* start DATASET EXTRACT *

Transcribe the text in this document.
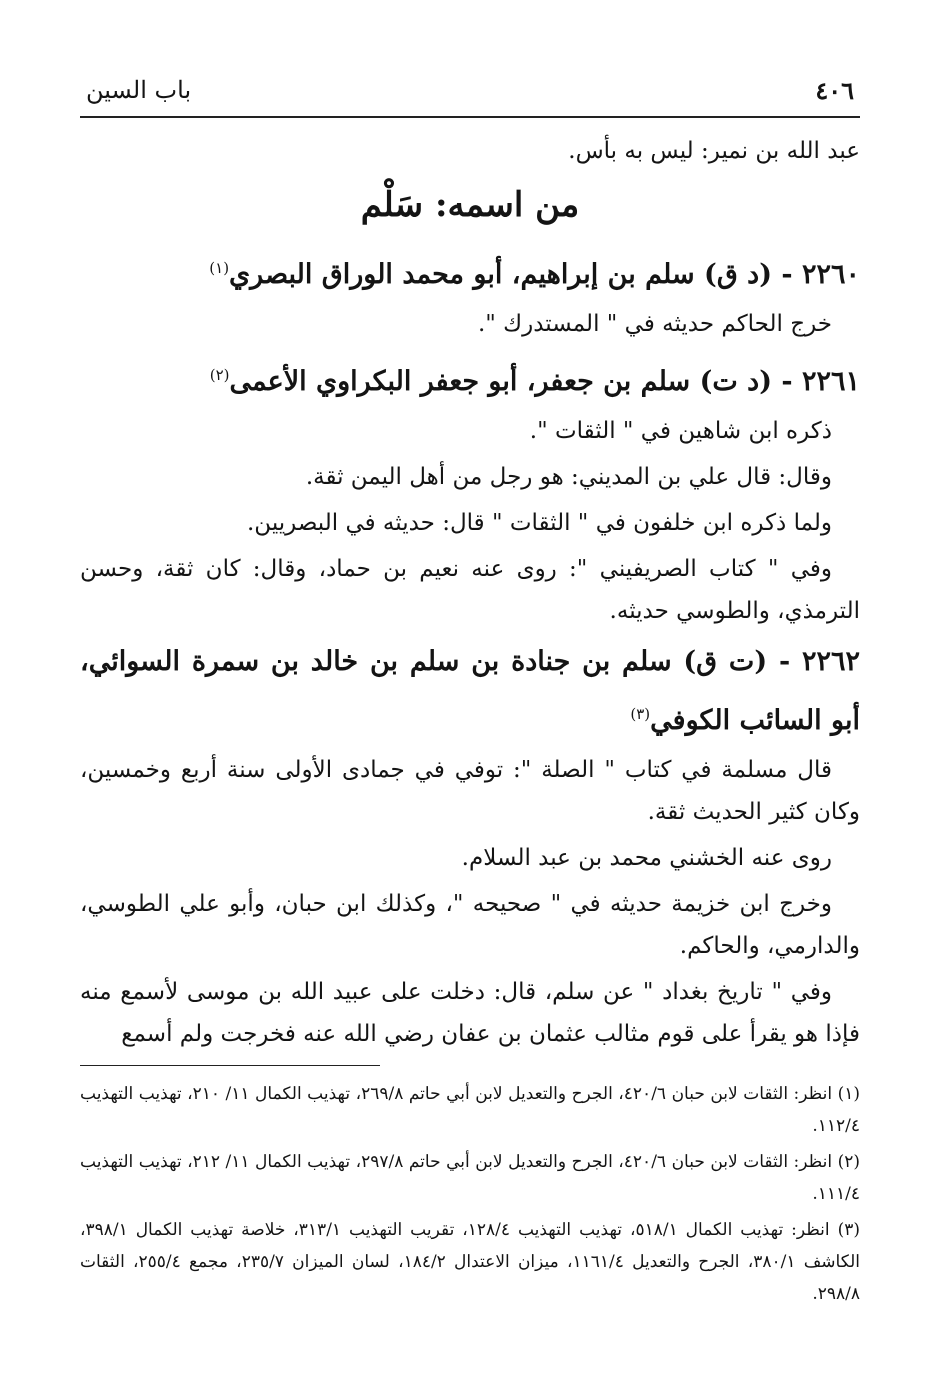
٤٠٦
باب السين

عبد الله بن نمير: ليس به بأس.

من اسمه: سَلْم
٢٢٦٠ - (د ق) سلم بن إبراهيم، أبو محمد الوراق البصري$^{(١)}$

خرج الحاكم حديثه في " المستدرك ".

٢٢٦١ - (د ت) سلم بن جعفر، أبو جعفر البكراوي الأعمى$^{(٢)}$

ذكره ابن شاهين في " الثقات ".

وقال: قال علي بن المديني: هو رجل من أهل اليمن ثقة.

ولما ذكره ابن خلفون في " الثقات " قال: حديثه في البصريين.

وفي " كتاب الصريفيني ": روى عنه نعيم بن حماد، وقال: كان ثقة، وحسن الترمذي، والطوسي حديثه.

٢٢٦٢ - (ت ق) سلم بن جنادة بن سلم بن خالد بن سمرة السوائي، أبو السائب الكوفي$^{(٣)}$

قال مسلمة في كتاب " الصلة ": توفي في جمادى الأولى سنة أربع وخمسين، وكان كثير الحديث ثقة.

روى عنه الخشني محمد بن عبد السلام.

وخرج ابن خزيمة حديثه في " صحيحه "، وكذلك ابن حبان، وأبو علي الطوسي، والدارمي، والحاكم.

وفي " تاريخ بغداد " عن سلم، قال: دخلت على عبيد الله بن موسى لأسمع منه فإذا هو يقرأ على قوم مثالب عثمان بن عفان رضي الله عنه فخرجت ولم أسمع

(١) انظر: الثقات لابن حبان ٤٢٠/٦، الجرح والتعديل لابن أبي حاتم ٢٦٩/٨، تهذيب الكمال ١١/ ٢١٠، تهذيب التهذيب ١١٢/٤.

(٢) انظر: الثقات لابن حبان ٤٢٠/٦، الجرح والتعديل لابن أبي حاتم ٢٩٧/٨، تهذيب الكمال ١١/ ٢١٢، تهذيب التهذيب ١١١/٤.

(٣) انظر: تهذيب الكمال ٥١٨/١، تهذيب التهذيب ١٢٨/٤، تقريب التهذيب ٣١٣/١، خلاصة تهذيب الكمال ٣٩٨/١، الكاشف ٣٨٠/١، الجرح والتعديل ١١٦١/٤، ميزان الاعتدال ١٨٤/٢، لسان الميزان ٢٣٥/٧، مجمع ٢٥٥/٤، الثقات ٢٩٨/٨.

* end DATASET EXTRACT *

WRITTEN INSTRUCTION: The records above need to be restated word for word, with the pictures left out.

FINAL ANSWER:
Transcribe the text in this document.
٤٠٦
باب السين

عبد الله بن نمير: ليس به بأس.

من اسمه: سَلْم
٢٢٦٠ - (د ق) سلم بن إبراهيم، أبو محمد الوراق البصري$^{(١)}$

خرج الحاكم حديثه في " المستدرك ".

٢٢٦١ - (د ت) سلم بن جعفر، أبو جعفر البكراوي الأعمى$^{(٢)}$

ذكره ابن شاهين في " الثقات ".

وقال: قال علي بن المديني: هو رجل من أهل اليمن ثقة.

ولما ذكره ابن خلفون في " الثقات " قال: حديثه في البصريين.

وفي " كتاب الصريفيني ": روى عنه نعيم بن حماد، وقال: كان ثقة، وحسن الترمذي، والطوسي حديثه.

٢٢٦٢ - (ت ق) سلم بن جنادة بن سلم بن خالد بن سمرة السوائي، أبو السائب الكوفي$^{(٣)}$

قال مسلمة في كتاب " الصلة ": توفي في جمادى الأولى سنة أربع وخمسين، وكان كثير الحديث ثقة.

روى عنه الخشني محمد بن عبد السلام.

وخرج ابن خزيمة حديثه في " صحيحه "، وكذلك ابن حبان، وأبو علي الطوسي، والدارمي، والحاكم.

وفي " تاريخ بغداد " عن سلم، قال: دخلت على عبيد الله بن موسى لأسمع منه فإذا هو يقرأ على قوم مثالب عثمان بن عفان رضي الله عنه فخرجت ولم أسمع

(١) انظر: الثقات لابن حبان ٤٢٠/٦، الجرح والتعديل لابن أبي حاتم ٢٦٩/٨، تهذيب الكمال ١١/ ٢١٠، تهذيب التهذيب ١١٢/٤.

(٢) انظر: الثقات لابن حبان ٤٢٠/٦، الجرح والتعديل لابن أبي حاتم ٢٩٧/٨، تهذيب الكمال ١١/ ٢١٢، تهذيب التهذيب ١١١/٤.

(٣) انظر: تهذيب الكمال ٥١٨/١، تهذيب التهذيب ١٢٨/٤، تقريب التهذيب ٣١٣/١، خلاصة تهذيب الكمال ٣٩٨/١، الكاشف ٣٨٠/١، الجرح والتعديل ١١٦١/٤، ميزان الاعتدال ١٨٤/٢، لسان الميزان ٢٣٥/٧، مجمع ٢٥٥/٤، الثقات ٢٩٨/٨.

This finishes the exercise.